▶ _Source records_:
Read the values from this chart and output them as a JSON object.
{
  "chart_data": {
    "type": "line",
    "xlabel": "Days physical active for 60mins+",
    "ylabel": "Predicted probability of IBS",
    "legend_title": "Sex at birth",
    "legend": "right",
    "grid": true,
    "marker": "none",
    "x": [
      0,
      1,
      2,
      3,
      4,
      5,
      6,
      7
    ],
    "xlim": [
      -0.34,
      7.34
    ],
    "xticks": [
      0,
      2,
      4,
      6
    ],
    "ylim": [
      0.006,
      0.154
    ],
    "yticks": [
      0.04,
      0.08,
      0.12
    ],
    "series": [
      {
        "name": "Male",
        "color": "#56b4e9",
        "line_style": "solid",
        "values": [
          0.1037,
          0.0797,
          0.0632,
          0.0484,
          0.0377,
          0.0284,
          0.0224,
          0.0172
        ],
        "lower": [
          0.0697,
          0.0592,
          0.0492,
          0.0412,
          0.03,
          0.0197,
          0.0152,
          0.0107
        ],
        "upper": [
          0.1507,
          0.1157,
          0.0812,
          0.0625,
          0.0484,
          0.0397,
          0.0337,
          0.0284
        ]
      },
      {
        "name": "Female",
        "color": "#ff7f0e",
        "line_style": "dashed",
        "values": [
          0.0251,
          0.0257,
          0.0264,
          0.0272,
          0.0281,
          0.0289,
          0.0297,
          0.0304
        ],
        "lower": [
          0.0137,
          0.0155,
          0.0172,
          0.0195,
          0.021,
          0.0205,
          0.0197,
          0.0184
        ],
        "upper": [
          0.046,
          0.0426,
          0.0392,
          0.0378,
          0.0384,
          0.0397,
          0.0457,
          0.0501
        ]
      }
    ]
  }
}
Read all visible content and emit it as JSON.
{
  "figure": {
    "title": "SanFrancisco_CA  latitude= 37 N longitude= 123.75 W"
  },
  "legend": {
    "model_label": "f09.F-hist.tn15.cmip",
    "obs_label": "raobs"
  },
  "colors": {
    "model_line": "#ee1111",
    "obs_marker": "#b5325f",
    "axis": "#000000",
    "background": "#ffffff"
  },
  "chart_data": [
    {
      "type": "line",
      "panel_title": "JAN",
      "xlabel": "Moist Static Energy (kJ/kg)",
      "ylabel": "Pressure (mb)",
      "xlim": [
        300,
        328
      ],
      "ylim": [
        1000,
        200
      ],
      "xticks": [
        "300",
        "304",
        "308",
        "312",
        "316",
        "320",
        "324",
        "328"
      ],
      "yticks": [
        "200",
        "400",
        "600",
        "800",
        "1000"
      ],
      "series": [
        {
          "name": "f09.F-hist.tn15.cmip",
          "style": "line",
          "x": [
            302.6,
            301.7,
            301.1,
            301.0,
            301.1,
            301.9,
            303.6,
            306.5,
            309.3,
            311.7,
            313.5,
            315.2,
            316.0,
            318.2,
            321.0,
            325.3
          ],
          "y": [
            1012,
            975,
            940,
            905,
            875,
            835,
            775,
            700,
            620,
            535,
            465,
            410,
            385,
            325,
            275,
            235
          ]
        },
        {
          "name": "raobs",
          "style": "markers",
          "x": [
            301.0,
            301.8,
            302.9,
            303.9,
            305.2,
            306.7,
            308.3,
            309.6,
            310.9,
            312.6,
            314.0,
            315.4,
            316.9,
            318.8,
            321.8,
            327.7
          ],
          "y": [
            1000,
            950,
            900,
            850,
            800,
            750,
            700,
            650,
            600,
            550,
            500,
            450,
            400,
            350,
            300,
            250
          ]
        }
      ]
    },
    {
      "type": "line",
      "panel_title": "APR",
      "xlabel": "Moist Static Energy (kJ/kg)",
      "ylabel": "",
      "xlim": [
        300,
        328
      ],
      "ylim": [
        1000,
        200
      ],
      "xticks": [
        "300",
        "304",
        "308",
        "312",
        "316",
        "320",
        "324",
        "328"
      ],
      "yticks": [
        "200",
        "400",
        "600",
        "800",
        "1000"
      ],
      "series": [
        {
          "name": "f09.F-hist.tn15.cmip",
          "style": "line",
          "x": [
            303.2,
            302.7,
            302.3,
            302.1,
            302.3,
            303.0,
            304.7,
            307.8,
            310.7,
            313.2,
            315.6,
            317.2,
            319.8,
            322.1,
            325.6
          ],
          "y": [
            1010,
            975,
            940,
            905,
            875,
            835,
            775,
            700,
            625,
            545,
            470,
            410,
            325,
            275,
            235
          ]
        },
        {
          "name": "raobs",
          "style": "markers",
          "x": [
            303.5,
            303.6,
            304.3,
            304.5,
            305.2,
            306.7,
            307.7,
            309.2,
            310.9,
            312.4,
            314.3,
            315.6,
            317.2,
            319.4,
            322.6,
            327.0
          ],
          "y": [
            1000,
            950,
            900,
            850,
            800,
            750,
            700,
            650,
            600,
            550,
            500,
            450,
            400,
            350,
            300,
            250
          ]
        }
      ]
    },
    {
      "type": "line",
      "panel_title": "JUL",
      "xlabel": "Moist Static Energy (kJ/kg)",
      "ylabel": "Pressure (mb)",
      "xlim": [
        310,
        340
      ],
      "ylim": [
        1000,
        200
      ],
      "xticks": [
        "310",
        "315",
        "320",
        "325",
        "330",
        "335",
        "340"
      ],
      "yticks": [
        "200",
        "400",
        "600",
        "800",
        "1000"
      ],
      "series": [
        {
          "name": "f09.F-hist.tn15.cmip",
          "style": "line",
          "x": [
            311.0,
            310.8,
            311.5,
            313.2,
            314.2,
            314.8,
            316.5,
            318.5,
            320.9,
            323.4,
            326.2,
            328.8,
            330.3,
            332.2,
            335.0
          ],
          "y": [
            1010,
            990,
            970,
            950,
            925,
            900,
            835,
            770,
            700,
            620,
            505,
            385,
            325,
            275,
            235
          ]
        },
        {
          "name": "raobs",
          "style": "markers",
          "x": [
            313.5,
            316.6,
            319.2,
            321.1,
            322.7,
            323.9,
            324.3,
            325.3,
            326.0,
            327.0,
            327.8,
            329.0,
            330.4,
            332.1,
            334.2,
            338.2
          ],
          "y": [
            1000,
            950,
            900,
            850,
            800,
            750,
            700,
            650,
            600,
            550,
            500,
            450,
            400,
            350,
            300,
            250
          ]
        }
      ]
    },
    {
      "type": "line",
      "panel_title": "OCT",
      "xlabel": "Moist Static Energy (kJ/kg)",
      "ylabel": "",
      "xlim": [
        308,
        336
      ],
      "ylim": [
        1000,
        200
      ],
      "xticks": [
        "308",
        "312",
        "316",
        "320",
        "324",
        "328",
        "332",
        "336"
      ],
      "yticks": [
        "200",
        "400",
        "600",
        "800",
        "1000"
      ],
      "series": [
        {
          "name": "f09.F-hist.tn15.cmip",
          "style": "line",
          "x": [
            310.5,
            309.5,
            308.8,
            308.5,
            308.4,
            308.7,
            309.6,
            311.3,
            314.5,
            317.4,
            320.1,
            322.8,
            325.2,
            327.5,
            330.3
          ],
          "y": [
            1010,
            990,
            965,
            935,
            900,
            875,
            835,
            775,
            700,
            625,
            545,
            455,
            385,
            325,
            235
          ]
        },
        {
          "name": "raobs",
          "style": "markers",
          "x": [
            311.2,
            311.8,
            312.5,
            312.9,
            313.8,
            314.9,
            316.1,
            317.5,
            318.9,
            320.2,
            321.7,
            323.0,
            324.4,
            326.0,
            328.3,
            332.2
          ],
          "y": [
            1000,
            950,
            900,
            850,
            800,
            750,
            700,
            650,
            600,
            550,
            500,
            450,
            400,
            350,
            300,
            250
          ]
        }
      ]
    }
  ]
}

▶ _What is required_: Quote all the records exactly, please, leaving none out.

▶ _Completed task_:
Read the values from this chart and output them as a JSON object.
{
  "chart_data": {
    "type": "line",
    "xlabel": "Days physical active for 60mins+",
    "ylabel": "Predicted probability of IBS",
    "legend_title": "Sex at birth",
    "legend": "right",
    "grid": true,
    "marker": "none",
    "x": [
      0,
      1,
      2,
      3,
      4,
      5,
      6,
      7
    ],
    "xlim": [
      -0.34,
      7.34
    ],
    "xticks": [
      0,
      2,
      4,
      6
    ],
    "ylim": [
      0.006,
      0.154
    ],
    "yticks": [
      0.04,
      0.08,
      0.12
    ],
    "series": [
      {
        "name": "Male",
        "color": "#56b4e9",
        "line_style": "solid",
        "values": [
          0.1037,
          0.0797,
          0.0632,
          0.0484,
          0.0377,
          0.0284,
          0.0224,
          0.0172
        ],
        "lower": [
          0.0697,
          0.0592,
          0.0492,
          0.0412,
          0.03,
          0.0197,
          0.0152,
          0.0107
        ],
        "upper": [
          0.1507,
          0.1157,
          0.0812,
          0.0625,
          0.0484,
          0.0397,
          0.0337,
          0.0284
        ]
      },
      {
        "name": "Female",
        "color": "#ff7f0e",
        "line_style": "dashed",
        "values": [
          0.0251,
          0.0257,
          0.0264,
          0.0272,
          0.0281,
          0.0289,
          0.0297,
          0.0304
        ],
        "lower": [
          0.0137,
          0.0155,
          0.0172,
          0.0195,
          0.021,
          0.0205,
          0.0197,
          0.0184
        ],
        "upper": [
          0.046,
          0.0426,
          0.0392,
          0.0378,
          0.0384,
          0.0397,
          0.0457,
          0.0501
        ]
      }
    ]
  }
}
Read all visible content and emit it as JSON.
{
  "figure": {
    "title": "SanFrancisco_CA  latitude= 37 N longitude= 123.75 W"
  },
  "legend": {
    "model_label": "f09.F-hist.tn15.cmip",
    "obs_label": "raobs"
  },
  "colors": {
    "model_line": "#ee1111",
    "obs_marker": "#b5325f",
    "axis": "#000000",
    "background": "#ffffff"
  },
  "chart_data": [
    {
      "type": "line",
      "panel_title": "JAN",
      "xlabel": "Moist Static Energy (kJ/kg)",
      "ylabel": "Pressure (mb)",
      "xlim": [
        300,
        328
      ],
      "ylim": [
        1000,
        200
      ],
      "xticks": [
        "300",
        "304",
        "308",
        "312",
        "316",
        "320",
        "324",
        "328"
      ],
      "yticks": [
        "200",
        "400",
        "600",
        "800",
        "1000"
      ],
      "series": [
        {
          "name": "f09.F-hist.tn15.cmip",
          "style": "line",
          "x": [
            302.6,
            301.7,
            301.1,
            301.0,
            301.1,
            301.9,
            303.6,
            306.5,
            309.3,
            311.7,
            313.5,
            315.2,
            316.0,
            318.2,
            321.0,
            325.3
          ],
          "y": [
            1012,
            975,
            940,
            905,
            875,
            835,
            775,
            700,
            620,
            535,
            465,
            410,
            385,
            325,
            275,
            235
          ]
        },
        {
          "name": "raobs",
          "style": "markers",
          "x": [
            301.0,
            301.8,
            302.9,
            303.9,
            305.2,
            306.7,
            308.3,
            309.6,
            310.9,
            312.6,
            314.0,
            315.4,
            316.9,
            318.8,
            321.8,
            327.7
          ],
          "y": [
            1000,
            950,
            900,
            850,
            800,
            750,
            700,
            650,
            600,
            550,
            500,
            450,
            400,
            350,
            300,
            250
          ]
        }
      ]
    },
    {
      "type": "line",
      "panel_title": "APR",
      "xlabel": "Moist Static Energy (kJ/kg)",
      "ylabel": "",
      "xlim": [
        300,
        328
      ],
      "ylim": [
        1000,
        200
      ],
      "xticks": [
        "300",
        "304",
        "308",
        "312",
        "316",
        "320",
        "324",
        "328"
      ],
      "yticks": [
        "200",
        "400",
        "600",
        "800",
        "1000"
      ],
      "series": [
        {
          "name": "f09.F-hist.tn15.cmip",
          "style": "line",
          "x": [
            303.2,
            302.7,
            302.3,
            302.1,
            302.3,
            303.0,
            304.7,
            307.8,
            310.7,
            313.2,
            315.6,
            317.2,
            319.8,
            322.1,
            325.6
          ],
          "y": [
            1010,
            975,
            940,
            905,
            875,
            835,
            775,
            700,
            625,
            545,
            470,
            410,
            325,
            275,
            235
          ]
        },
        {
          "name": "raobs",
          "style": "markers",
          "x": [
            303.5,
            303.6,
            304.3,
            304.5,
            305.2,
            306.7,
            307.7,
            309.2,
            310.9,
            312.4,
            314.3,
            315.6,
            317.2,
            319.4,
            322.6,
            327.0
          ],
          "y": [
            1000,
            950,
            900,
            850,
            800,
            750,
            700,
            650,
            600,
            550,
            500,
            450,
            400,
            350,
            300,
            250
          ]
        }
      ]
    },
    {
      "type": "line",
      "panel_title": "JUL",
      "xlabel": "Moist Static Energy (kJ/kg)",
      "ylabel": "Pressure (mb)",
      "xlim": [
        310,
        340
      ],
      "ylim": [
        1000,
        200
      ],
      "xticks": [
        "310",
        "315",
        "320",
        "325",
        "330",
        "335",
        "340"
      ],
      "yticks": [
        "200",
        "400",
        "600",
        "800",
        "1000"
      ],
      "series": [
        {
          "name": "f09.F-hist.tn15.cmip",
          "style": "line",
          "x": [
            311.0,
            310.8,
            311.5,
            313.2,
            314.2,
            314.8,
            316.5,
            318.5,
            320.9,
            323.4,
            326.2,
            328.8,
            330.3,
            332.2,
            335.0
          ],
          "y": [
            1010,
            990,
            970,
            950,
            925,
            900,
            835,
            770,
            700,
            620,
            505,
            385,
            325,
            275,
            235
          ]
        },
        {
          "name": "raobs",
          "style": "markers",
          "x": [
            313.5,
            316.6,
            319.2,
            321.1,
            322.7,
            323.9,
            324.3,
            325.3,
            326.0,
            327.0,
            327.8,
            329.0,
            330.4,
            332.1,
            334.2,
            338.2
          ],
          "y": [
            1000,
            950,
            900,
            850,
            800,
            750,
            700,
            650,
            600,
            550,
            500,
            450,
            400,
            350,
            300,
            250
          ]
        }
      ]
    },
    {
      "type": "line",
      "panel_title": "OCT",
      "xlabel": "Moist Static Energy (kJ/kg)",
      "ylabel": "",
      "xlim": [
        308,
        336
      ],
      "ylim": [
        1000,
        200
      ],
      "xticks": [
        "308",
        "312",
        "316",
        "320",
        "324",
        "328",
        "332",
        "336"
      ],
      "yticks": [
        "200",
        "400",
        "600",
        "800",
        "1000"
      ],
      "series": [
        {
          "name": "f09.F-hist.tn15.cmip",
          "style": "line",
          "x": [
            310.5,
            309.5,
            308.8,
            308.5,
            308.4,
            308.7,
            309.6,
            311.3,
            314.5,
            317.4,
            320.1,
            322.8,
            325.2,
            327.5,
            330.3
          ],
          "y": [
            1010,
            990,
            965,
            935,
            900,
            875,
            835,
            775,
            700,
            625,
            545,
            455,
            385,
            325,
            235
          ]
        },
        {
          "name": "raobs",
          "style": "markers",
          "x": [
            311.2,
            311.8,
            312.5,
            312.9,
            313.8,
            314.9,
            316.1,
            317.5,
            318.9,
            320.2,
            321.7,
            323.0,
            324.4,
            326.0,
            328.3,
            332.2
          ],
          "y": [
            1000,
            950,
            900,
            850,
            800,
            750,
            700,
            650,
            600,
            550,
            500,
            450,
            400,
            350,
            300,
            250
          ]
        }
      ]
    }
  ]
}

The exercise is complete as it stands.